Quote every line below exactly as it reads.

Records for the exercise ::
--- Start ---

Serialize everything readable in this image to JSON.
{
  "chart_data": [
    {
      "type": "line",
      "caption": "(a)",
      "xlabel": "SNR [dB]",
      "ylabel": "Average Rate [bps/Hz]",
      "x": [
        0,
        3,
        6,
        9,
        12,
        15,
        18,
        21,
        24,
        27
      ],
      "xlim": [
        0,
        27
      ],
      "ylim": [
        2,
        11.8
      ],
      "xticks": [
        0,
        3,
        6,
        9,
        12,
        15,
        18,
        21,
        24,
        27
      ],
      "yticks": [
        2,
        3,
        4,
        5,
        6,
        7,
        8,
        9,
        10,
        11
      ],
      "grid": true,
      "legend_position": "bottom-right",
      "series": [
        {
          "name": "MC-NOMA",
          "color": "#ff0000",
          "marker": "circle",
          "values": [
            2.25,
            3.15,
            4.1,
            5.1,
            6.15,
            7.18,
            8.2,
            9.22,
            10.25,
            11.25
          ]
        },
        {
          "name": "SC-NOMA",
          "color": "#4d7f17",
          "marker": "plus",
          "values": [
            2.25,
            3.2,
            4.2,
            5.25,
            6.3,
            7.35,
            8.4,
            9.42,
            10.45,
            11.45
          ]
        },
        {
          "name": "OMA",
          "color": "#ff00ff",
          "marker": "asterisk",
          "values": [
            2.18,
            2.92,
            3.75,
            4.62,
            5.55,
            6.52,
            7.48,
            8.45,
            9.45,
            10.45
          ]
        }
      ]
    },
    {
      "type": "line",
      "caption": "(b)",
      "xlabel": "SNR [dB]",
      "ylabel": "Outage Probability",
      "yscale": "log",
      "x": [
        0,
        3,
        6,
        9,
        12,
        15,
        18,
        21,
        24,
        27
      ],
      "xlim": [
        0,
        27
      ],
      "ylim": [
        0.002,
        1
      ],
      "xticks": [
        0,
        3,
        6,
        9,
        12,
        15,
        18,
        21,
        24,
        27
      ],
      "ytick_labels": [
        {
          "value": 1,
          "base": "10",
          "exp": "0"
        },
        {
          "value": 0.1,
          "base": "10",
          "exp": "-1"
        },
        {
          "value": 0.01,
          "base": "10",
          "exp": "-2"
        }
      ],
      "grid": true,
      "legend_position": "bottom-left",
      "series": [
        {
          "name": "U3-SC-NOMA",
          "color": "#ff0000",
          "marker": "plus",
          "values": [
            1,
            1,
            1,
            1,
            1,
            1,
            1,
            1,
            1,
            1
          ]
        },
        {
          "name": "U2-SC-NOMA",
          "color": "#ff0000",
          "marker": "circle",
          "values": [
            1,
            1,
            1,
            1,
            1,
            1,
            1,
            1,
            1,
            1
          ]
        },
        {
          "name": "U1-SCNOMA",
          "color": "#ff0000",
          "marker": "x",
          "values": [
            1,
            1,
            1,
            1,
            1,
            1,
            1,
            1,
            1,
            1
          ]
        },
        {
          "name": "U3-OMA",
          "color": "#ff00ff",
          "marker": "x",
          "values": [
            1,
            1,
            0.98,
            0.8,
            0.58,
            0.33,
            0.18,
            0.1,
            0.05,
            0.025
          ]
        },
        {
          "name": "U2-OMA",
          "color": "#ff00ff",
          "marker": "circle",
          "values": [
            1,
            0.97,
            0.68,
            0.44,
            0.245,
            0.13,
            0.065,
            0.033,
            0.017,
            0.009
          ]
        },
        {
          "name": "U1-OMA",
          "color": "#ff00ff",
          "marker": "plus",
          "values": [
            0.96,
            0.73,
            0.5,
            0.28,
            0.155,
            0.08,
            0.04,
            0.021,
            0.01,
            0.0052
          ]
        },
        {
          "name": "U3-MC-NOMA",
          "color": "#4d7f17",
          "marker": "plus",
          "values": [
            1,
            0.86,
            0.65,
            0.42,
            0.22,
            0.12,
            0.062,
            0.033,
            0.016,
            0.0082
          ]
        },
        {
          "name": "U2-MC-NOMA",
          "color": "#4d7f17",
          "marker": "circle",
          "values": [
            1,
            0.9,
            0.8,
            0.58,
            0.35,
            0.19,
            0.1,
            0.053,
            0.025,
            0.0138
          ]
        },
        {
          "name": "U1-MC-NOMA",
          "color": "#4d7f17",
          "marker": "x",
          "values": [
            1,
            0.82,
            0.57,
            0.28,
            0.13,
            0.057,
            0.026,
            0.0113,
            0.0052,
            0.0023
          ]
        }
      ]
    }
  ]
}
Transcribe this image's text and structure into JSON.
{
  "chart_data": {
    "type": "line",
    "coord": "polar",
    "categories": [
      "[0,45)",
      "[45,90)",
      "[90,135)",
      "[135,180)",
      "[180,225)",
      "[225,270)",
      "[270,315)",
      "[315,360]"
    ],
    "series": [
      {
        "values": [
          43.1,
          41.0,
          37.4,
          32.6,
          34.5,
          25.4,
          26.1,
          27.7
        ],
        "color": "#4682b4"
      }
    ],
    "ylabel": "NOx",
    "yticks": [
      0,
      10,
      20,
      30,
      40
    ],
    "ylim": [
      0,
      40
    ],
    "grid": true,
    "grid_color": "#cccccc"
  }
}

--- End ---

Worked answer ::
Serialize everything readable in this image to JSON.
{
  "chart_data": [
    {
      "type": "line",
      "caption": "(a)",
      "xlabel": "SNR [dB]",
      "ylabel": "Average Rate [bps/Hz]",
      "x": [
        0,
        3,
        6,
        9,
        12,
        15,
        18,
        21,
        24,
        27
      ],
      "xlim": [
        0,
        27
      ],
      "ylim": [
        2,
        11.8
      ],
      "xticks": [
        0,
        3,
        6,
        9,
        12,
        15,
        18,
        21,
        24,
        27
      ],
      "yticks": [
        2,
        3,
        4,
        5,
        6,
        7,
        8,
        9,
        10,
        11
      ],
      "grid": true,
      "legend_position": "bottom-right",
      "series": [
        {
          "name": "MC-NOMA",
          "color": "#ff0000",
          "marker": "circle",
          "values": [
            2.25,
            3.15,
            4.1,
            5.1,
            6.15,
            7.18,
            8.2,
            9.22,
            10.25,
            11.25
          ]
        },
        {
          "name": "SC-NOMA",
          "color": "#4d7f17",
          "marker": "plus",
          "values": [
            2.25,
            3.2,
            4.2,
            5.25,
            6.3,
            7.35,
            8.4,
            9.42,
            10.45,
            11.45
          ]
        },
        {
          "name": "OMA",
          "color": "#ff00ff",
          "marker": "asterisk",
          "values": [
            2.18,
            2.92,
            3.75,
            4.62,
            5.55,
            6.52,
            7.48,
            8.45,
            9.45,
            10.45
          ]
        }
      ]
    },
    {
      "type": "line",
      "caption": "(b)",
      "xlabel": "SNR [dB]",
      "ylabel": "Outage Probability",
      "yscale": "log",
      "x": [
        0,
        3,
        6,
        9,
        12,
        15,
        18,
        21,
        24,
        27
      ],
      "xlim": [
        0,
        27
      ],
      "ylim": [
        0.002,
        1
      ],
      "xticks": [
        0,
        3,
        6,
        9,
        12,
        15,
        18,
        21,
        24,
        27
      ],
      "ytick_labels": [
        {
          "value": 1,
          "base": "10",
          "exp": "0"
        },
        {
          "value": 0.1,
          "base": "10",
          "exp": "-1"
        },
        {
          "value": 0.01,
          "base": "10",
          "exp": "-2"
        }
      ],
      "grid": true,
      "legend_position": "bottom-left",
      "series": [
        {
          "name": "U3-SC-NOMA",
          "color": "#ff0000",
          "marker": "plus",
          "values": [
            1,
            1,
            1,
            1,
            1,
            1,
            1,
            1,
            1,
            1
          ]
        },
        {
          "name": "U2-SC-NOMA",
          "color": "#ff0000",
          "marker": "circle",
          "values": [
            1,
            1,
            1,
            1,
            1,
            1,
            1,
            1,
            1,
            1
          ]
        },
        {
          "name": "U1-SCNOMA",
          "color": "#ff0000",
          "marker": "x",
          "values": [
            1,
            1,
            1,
            1,
            1,
            1,
            1,
            1,
            1,
            1
          ]
        },
        {
          "name": "U3-OMA",
          "color": "#ff00ff",
          "marker": "x",
          "values": [
            1,
            1,
            0.98,
            0.8,
            0.58,
            0.33,
            0.18,
            0.1,
            0.05,
            0.025
          ]
        },
        {
          "name": "U2-OMA",
          "color": "#ff00ff",
          "marker": "circle",
          "values": [
            1,
            0.97,
            0.68,
            0.44,
            0.245,
            0.13,
            0.065,
            0.033,
            0.017,
            0.009
          ]
        },
        {
          "name": "U1-OMA",
          "color": "#ff00ff",
          "marker": "plus",
          "values": [
            0.96,
            0.73,
            0.5,
            0.28,
            0.155,
            0.08,
            0.04,
            0.021,
            0.01,
            0.0052
          ]
        },
        {
          "name": "U3-MC-NOMA",
          "color": "#4d7f17",
          "marker": "plus",
          "values": [
            1,
            0.86,
            0.65,
            0.42,
            0.22,
            0.12,
            0.062,
            0.033,
            0.016,
            0.0082
          ]
        },
        {
          "name": "U2-MC-NOMA",
          "color": "#4d7f17",
          "marker": "circle",
          "values": [
            1,
            0.9,
            0.8,
            0.58,
            0.35,
            0.19,
            0.1,
            0.053,
            0.025,
            0.0138
          ]
        },
        {
          "name": "U1-MC-NOMA",
          "color": "#4d7f17",
          "marker": "x",
          "values": [
            1,
            0.82,
            0.57,
            0.28,
            0.13,
            0.057,
            0.026,
            0.0113,
            0.0052,
            0.0023
          ]
        }
      ]
    }
  ]
}
Transcribe this image's text and structure into JSON.
{
  "chart_data": {
    "type": "line",
    "coord": "polar",
    "categories": [
      "[0,45)",
      "[45,90)",
      "[90,135)",
      "[135,180)",
      "[180,225)",
      "[225,270)",
      "[270,315)",
      "[315,360]"
    ],
    "series": [
      {
        "values": [
          43.1,
          41.0,
          37.4,
          32.6,
          34.5,
          25.4,
          26.1,
          27.7
        ],
        "color": "#4682b4"
      }
    ],
    "ylabel": "NOx",
    "yticks": [
      0,
      10,
      20,
      30,
      40
    ],
    "ylim": [
      0,
      40
    ],
    "grid": true,
    "grid_color": "#cccccc"
  }
}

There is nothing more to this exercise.